_Problem details:_ Beneath this task is a listing; retype all of it exactly.

[Collection entries]

[Begin]

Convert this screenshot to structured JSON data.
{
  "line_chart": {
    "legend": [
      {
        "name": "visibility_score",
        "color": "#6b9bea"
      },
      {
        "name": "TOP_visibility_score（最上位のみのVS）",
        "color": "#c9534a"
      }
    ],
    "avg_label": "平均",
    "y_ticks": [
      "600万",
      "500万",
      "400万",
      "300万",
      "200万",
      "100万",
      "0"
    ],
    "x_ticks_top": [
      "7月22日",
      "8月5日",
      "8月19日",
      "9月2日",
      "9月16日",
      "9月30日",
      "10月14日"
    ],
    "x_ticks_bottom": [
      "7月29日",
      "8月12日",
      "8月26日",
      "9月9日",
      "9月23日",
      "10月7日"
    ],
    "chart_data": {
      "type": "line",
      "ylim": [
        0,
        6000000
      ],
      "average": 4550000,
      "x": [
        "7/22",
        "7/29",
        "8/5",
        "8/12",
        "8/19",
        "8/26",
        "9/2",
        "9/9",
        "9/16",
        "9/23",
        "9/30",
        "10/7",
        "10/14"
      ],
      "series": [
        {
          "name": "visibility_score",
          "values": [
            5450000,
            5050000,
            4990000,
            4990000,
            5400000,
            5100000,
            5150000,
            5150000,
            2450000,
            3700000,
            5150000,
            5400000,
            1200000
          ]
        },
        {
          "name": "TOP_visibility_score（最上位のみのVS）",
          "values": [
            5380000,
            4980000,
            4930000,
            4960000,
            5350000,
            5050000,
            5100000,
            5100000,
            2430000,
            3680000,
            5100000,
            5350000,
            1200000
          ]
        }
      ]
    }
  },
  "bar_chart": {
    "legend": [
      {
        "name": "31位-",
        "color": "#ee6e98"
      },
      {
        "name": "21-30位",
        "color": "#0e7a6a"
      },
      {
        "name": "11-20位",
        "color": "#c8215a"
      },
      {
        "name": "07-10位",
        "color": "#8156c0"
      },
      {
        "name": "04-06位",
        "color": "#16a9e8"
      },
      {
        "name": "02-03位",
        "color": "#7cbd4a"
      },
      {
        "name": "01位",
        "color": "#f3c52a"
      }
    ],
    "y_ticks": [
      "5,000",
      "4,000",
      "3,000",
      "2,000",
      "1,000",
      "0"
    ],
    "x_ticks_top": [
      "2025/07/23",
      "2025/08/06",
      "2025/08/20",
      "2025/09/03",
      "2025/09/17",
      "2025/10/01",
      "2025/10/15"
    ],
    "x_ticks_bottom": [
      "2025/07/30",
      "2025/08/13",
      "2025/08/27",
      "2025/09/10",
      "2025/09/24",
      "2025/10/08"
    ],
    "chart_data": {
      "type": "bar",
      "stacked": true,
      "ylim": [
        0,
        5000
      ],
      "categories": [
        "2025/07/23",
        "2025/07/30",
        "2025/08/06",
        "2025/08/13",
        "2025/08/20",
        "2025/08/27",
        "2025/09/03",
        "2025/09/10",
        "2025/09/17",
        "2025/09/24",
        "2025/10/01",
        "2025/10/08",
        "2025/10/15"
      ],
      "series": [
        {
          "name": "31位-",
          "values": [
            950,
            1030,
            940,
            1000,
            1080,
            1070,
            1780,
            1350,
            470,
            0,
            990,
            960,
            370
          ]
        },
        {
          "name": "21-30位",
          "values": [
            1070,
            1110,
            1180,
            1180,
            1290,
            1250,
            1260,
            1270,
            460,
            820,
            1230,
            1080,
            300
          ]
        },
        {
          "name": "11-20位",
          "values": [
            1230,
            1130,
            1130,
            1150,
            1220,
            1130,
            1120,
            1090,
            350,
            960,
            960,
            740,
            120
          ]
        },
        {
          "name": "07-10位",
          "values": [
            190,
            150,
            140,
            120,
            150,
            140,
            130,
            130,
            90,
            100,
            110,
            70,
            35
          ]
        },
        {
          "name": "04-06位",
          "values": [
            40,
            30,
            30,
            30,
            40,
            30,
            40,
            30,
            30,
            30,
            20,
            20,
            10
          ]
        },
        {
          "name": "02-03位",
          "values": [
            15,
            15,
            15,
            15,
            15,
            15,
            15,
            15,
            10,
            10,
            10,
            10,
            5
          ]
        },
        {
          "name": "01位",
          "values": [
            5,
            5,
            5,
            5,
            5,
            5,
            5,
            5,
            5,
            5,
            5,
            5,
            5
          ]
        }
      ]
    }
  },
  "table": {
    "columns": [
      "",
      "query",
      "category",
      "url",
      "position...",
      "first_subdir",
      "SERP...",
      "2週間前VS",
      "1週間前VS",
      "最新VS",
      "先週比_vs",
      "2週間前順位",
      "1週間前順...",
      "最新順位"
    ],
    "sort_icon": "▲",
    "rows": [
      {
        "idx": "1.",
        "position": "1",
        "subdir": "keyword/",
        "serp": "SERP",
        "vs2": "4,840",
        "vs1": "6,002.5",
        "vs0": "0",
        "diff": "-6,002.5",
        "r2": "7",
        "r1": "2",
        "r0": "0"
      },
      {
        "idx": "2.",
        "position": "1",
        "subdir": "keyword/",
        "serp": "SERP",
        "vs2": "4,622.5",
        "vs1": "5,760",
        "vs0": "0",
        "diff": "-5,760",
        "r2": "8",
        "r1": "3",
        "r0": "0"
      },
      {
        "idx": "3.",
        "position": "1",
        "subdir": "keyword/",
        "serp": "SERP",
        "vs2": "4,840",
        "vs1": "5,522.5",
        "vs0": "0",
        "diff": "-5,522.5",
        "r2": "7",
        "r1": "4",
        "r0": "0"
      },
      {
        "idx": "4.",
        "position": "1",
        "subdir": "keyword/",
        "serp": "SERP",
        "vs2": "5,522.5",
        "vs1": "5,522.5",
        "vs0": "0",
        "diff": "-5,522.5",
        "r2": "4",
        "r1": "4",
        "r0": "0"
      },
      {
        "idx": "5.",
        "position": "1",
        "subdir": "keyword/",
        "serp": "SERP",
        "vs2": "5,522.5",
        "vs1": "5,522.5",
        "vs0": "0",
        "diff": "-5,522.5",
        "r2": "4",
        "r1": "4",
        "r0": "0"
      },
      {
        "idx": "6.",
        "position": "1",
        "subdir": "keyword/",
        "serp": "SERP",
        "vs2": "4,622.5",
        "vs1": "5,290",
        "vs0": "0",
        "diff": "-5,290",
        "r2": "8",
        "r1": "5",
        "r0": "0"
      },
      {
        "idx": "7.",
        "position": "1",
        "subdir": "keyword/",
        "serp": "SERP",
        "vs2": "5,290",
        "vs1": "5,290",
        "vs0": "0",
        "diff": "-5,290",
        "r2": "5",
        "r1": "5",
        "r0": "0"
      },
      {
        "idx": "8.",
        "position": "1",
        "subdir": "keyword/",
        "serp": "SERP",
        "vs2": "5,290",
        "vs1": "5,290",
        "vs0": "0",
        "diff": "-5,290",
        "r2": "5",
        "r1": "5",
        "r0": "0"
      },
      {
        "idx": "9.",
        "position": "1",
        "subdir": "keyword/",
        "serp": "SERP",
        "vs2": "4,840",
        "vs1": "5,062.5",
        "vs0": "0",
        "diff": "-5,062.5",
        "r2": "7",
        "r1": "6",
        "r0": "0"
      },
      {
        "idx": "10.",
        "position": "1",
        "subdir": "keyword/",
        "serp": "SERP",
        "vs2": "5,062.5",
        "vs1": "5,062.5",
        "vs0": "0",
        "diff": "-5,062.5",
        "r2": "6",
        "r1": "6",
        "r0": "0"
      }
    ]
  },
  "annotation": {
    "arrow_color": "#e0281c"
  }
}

[End]

_The response:_
Convert this screenshot to structured JSON data.
{
  "line_chart": {
    "legend": [
      {
        "name": "visibility_score",
        "color": "#6b9bea"
      },
      {
        "name": "TOP_visibility_score（最上位のみのVS）",
        "color": "#c9534a"
      }
    ],
    "avg_label": "平均",
    "y_ticks": [
      "600万",
      "500万",
      "400万",
      "300万",
      "200万",
      "100万",
      "0"
    ],
    "x_ticks_top": [
      "7月22日",
      "8月5日",
      "8月19日",
      "9月2日",
      "9月16日",
      "9月30日",
      "10月14日"
    ],
    "x_ticks_bottom": [
      "7月29日",
      "8月12日",
      "8月26日",
      "9月9日",
      "9月23日",
      "10月7日"
    ],
    "chart_data": {
      "type": "line",
      "ylim": [
        0,
        6000000
      ],
      "average": 4550000,
      "x": [
        "7/22",
        "7/29",
        "8/5",
        "8/12",
        "8/19",
        "8/26",
        "9/2",
        "9/9",
        "9/16",
        "9/23",
        "9/30",
        "10/7",
        "10/14"
      ],
      "series": [
        {
          "name": "visibility_score",
          "values": [
            5450000,
            5050000,
            4990000,
            4990000,
            5400000,
            5100000,
            5150000,
            5150000,
            2450000,
            3700000,
            5150000,
            5400000,
            1200000
          ]
        },
        {
          "name": "TOP_visibility_score（最上位のみのVS）",
          "values": [
            5380000,
            4980000,
            4930000,
            4960000,
            5350000,
            5050000,
            5100000,
            5100000,
            2430000,
            3680000,
            5100000,
            5350000,
            1200000
          ]
        }
      ]
    }
  },
  "bar_chart": {
    "legend": [
      {
        "name": "31位-",
        "color": "#ee6e98"
      },
      {
        "name": "21-30位",
        "color": "#0e7a6a"
      },
      {
        "name": "11-20位",
        "color": "#c8215a"
      },
      {
        "name": "07-10位",
        "color": "#8156c0"
      },
      {
        "name": "04-06位",
        "color": "#16a9e8"
      },
      {
        "name": "02-03位",
        "color": "#7cbd4a"
      },
      {
        "name": "01位",
        "color": "#f3c52a"
      }
    ],
    "y_ticks": [
      "5,000",
      "4,000",
      "3,000",
      "2,000",
      "1,000",
      "0"
    ],
    "x_ticks_top": [
      "2025/07/23",
      "2025/08/06",
      "2025/08/20",
      "2025/09/03",
      "2025/09/17",
      "2025/10/01",
      "2025/10/15"
    ],
    "x_ticks_bottom": [
      "2025/07/30",
      "2025/08/13",
      "2025/08/27",
      "2025/09/10",
      "2025/09/24",
      "2025/10/08"
    ],
    "chart_data": {
      "type": "bar",
      "stacked": true,
      "ylim": [
        0,
        5000
      ],
      "categories": [
        "2025/07/23",
        "2025/07/30",
        "2025/08/06",
        "2025/08/13",
        "2025/08/20",
        "2025/08/27",
        "2025/09/03",
        "2025/09/10",
        "2025/09/17",
        "2025/09/24",
        "2025/10/01",
        "2025/10/08",
        "2025/10/15"
      ],
      "series": [
        {
          "name": "31位-",
          "values": [
            950,
            1030,
            940,
            1000,
            1080,
            1070,
            1780,
            1350,
            470,
            0,
            990,
            960,
            370
          ]
        },
        {
          "name": "21-30位",
          "values": [
            1070,
            1110,
            1180,
            1180,
            1290,
            1250,
            1260,
            1270,
            460,
            820,
            1230,
            1080,
            300
          ]
        },
        {
          "name": "11-20位",
          "values": [
            1230,
            1130,
            1130,
            1150,
            1220,
            1130,
            1120,
            1090,
            350,
            960,
            960,
            740,
            120
          ]
        },
        {
          "name": "07-10位",
          "values": [
            190,
            150,
            140,
            120,
            150,
            140,
            130,
            130,
            90,
            100,
            110,
            70,
            35
          ]
        },
        {
          "name": "04-06位",
          "values": [
            40,
            30,
            30,
            30,
            40,
            30,
            40,
            30,
            30,
            30,
            20,
            20,
            10
          ]
        },
        {
          "name": "02-03位",
          "values": [
            15,
            15,
            15,
            15,
            15,
            15,
            15,
            15,
            10,
            10,
            10,
            10,
            5
          ]
        },
        {
          "name": "01位",
          "values": [
            5,
            5,
            5,
            5,
            5,
            5,
            5,
            5,
            5,
            5,
            5,
            5,
            5
          ]
        }
      ]
    }
  },
  "table": {
    "columns": [
      "",
      "query",
      "category",
      "url",
      "position...",
      "first_subdir",
      "SERP...",
      "2週間前VS",
      "1週間前VS",
      "最新VS",
      "先週比_vs",
      "2週間前順位",
      "1週間前順...",
      "最新順位"
    ],
    "sort_icon": "▲",
    "rows": [
      {
        "idx": "1.",
        "position": "1",
        "subdir": "keyword/",
        "serp": "SERP",
        "vs2": "4,840",
        "vs1": "6,002.5",
        "vs0": "0",
        "diff": "-6,002.5",
        "r2": "7",
        "r1": "2",
        "r0": "0"
      },
      {
        "idx": "2.",
        "position": "1",
        "subdir": "keyword/",
        "serp": "SERP",
        "vs2": "4,622.5",
        "vs1": "5,760",
        "vs0": "0",
        "diff": "-5,760",
        "r2": "8",
        "r1": "3",
        "r0": "0"
      },
      {
        "idx": "3.",
        "position": "1",
        "subdir": "keyword/",
        "serp": "SERP",
        "vs2": "4,840",
        "vs1": "5,522.5",
        "vs0": "0",
        "diff": "-5,522.5",
        "r2": "7",
        "r1": "4",
        "r0": "0"
      },
      {
        "idx": "4.",
        "position": "1",
        "subdir": "keyword/",
        "serp": "SERP",
        "vs2": "5,522.5",
        "vs1": "5,522.5",
        "vs0": "0",
        "diff": "-5,522.5",
        "r2": "4",
        "r1": "4",
        "r0": "0"
      },
      {
        "idx": "5.",
        "position": "1",
        "subdir": "keyword/",
        "serp": "SERP",
        "vs2": "5,522.5",
        "vs1": "5,522.5",
        "vs0": "0",
        "diff": "-5,522.5",
        "r2": "4",
        "r1": "4",
        "r0": "0"
      },
      {
        "idx": "6.",
        "position": "1",
        "subdir": "keyword/",
        "serp": "SERP",
        "vs2": "4,622.5",
        "vs1": "5,290",
        "vs0": "0",
        "diff": "-5,290",
        "r2": "8",
        "r1": "5",
        "r0": "0"
      },
      {
        "idx": "7.",
        "position": "1",
        "subdir": "keyword/",
        "serp": "SERP",
        "vs2": "5,290",
        "vs1": "5,290",
        "vs0": "0",
        "diff": "-5,290",
        "r2": "5",
        "r1": "5",
        "r0": "0"
      },
      {
        "idx": "8.",
        "position": "1",
        "subdir": "keyword/",
        "serp": "SERP",
        "vs2": "5,290",
        "vs1": "5,290",
        "vs0": "0",
        "diff": "-5,290",
        "r2": "5",
        "r1": "5",
        "r0": "0"
      },
      {
        "idx": "9.",
        "position": "1",
        "subdir": "keyword/",
        "serp": "SERP",
        "vs2": "4,840",
        "vs1": "5,062.5",
        "vs0": "0",
        "diff": "-5,062.5",
        "r2": "7",
        "r1": "6",
        "r0": "0"
      },
      {
        "idx": "10.",
        "position": "1",
        "subdir": "keyword/",
        "serp": "SERP",
        "vs2": "5,062.5",
        "vs1": "5,062.5",
        "vs0": "0",
        "diff": "-5,062.5",
        "r2": "6",
        "r1": "6",
        "r0": "0"
      }
    ]
  },
  "annotation": {
    "arrow_color": "#e0281c"
  }
}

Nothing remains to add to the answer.